AIM: Gather the lines from the material that contain "iter的子元素".
──────── RECORDS PROVIDED
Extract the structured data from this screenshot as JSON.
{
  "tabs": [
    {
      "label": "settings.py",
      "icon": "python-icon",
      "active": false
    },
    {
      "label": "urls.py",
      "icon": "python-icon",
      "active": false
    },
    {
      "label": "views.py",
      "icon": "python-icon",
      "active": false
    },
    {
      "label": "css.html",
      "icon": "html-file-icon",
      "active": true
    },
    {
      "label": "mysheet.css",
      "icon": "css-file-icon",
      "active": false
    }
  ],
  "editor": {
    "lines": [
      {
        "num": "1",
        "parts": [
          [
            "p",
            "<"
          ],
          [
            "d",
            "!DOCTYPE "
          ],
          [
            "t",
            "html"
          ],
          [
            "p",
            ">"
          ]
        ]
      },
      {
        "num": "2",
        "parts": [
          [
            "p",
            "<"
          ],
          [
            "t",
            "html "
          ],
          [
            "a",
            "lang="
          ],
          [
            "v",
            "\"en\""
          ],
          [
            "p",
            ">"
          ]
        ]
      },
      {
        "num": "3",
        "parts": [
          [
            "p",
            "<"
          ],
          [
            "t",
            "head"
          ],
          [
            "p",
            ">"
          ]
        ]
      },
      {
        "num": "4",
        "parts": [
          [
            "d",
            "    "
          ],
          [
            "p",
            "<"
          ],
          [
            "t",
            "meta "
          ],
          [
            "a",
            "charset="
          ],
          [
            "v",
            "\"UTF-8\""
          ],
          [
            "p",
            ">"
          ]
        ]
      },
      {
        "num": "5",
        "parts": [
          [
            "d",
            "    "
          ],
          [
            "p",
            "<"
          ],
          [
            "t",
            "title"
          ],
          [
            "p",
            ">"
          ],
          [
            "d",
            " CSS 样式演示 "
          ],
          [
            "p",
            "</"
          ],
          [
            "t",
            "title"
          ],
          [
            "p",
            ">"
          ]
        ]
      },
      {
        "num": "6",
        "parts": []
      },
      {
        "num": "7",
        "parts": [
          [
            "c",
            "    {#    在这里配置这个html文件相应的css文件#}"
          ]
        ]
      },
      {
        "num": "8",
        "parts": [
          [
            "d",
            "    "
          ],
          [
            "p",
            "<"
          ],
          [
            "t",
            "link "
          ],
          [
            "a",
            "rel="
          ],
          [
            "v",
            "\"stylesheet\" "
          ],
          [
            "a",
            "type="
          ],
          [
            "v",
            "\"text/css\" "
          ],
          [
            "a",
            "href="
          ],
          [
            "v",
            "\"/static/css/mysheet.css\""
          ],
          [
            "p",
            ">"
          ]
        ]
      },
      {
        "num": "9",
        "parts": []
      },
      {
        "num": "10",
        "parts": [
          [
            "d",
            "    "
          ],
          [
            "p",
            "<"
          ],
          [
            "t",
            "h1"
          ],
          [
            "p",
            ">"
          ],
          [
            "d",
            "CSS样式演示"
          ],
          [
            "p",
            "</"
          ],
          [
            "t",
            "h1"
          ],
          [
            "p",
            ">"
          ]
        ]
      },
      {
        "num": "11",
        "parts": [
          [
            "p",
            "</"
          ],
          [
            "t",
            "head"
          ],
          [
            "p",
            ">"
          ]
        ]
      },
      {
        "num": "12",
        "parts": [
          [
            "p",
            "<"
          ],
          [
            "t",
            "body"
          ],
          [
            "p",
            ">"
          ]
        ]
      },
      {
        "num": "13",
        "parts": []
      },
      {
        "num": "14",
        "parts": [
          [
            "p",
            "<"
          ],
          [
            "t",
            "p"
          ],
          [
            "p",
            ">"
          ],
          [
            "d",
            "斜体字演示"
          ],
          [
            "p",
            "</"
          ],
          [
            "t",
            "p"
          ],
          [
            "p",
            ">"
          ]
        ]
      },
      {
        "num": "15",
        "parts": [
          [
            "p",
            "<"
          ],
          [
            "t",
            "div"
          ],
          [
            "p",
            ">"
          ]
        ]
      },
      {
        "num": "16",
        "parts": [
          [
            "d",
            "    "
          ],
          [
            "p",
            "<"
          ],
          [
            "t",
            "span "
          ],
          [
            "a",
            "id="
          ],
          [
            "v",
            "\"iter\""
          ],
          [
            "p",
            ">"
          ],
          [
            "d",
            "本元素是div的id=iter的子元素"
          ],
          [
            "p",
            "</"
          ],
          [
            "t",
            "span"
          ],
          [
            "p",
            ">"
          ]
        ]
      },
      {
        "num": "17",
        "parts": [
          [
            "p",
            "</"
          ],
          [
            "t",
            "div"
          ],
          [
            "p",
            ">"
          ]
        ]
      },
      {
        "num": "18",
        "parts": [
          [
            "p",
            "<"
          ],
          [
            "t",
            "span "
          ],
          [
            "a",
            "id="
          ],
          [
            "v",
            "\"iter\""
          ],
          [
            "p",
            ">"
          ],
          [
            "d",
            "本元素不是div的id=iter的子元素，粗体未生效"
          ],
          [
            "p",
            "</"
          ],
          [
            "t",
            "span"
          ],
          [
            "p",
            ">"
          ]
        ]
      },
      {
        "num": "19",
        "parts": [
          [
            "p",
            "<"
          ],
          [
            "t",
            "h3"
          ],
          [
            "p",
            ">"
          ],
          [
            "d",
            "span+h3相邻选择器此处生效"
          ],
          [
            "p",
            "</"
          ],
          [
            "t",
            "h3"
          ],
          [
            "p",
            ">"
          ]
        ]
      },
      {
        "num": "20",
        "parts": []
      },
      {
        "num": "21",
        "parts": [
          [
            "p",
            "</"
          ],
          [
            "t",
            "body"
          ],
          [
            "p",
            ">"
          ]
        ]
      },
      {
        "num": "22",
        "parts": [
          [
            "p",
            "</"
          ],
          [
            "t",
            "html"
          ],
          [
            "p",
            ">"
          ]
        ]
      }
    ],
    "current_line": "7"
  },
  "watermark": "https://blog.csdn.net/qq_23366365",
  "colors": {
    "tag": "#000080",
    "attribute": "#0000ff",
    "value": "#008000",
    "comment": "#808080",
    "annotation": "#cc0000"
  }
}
────────────────
OUTPUT OF THE EXERCISE:
            "本元素是div的id=iter的子元素"
            "本元素不是div的id=iter的子元素，粗体未生效"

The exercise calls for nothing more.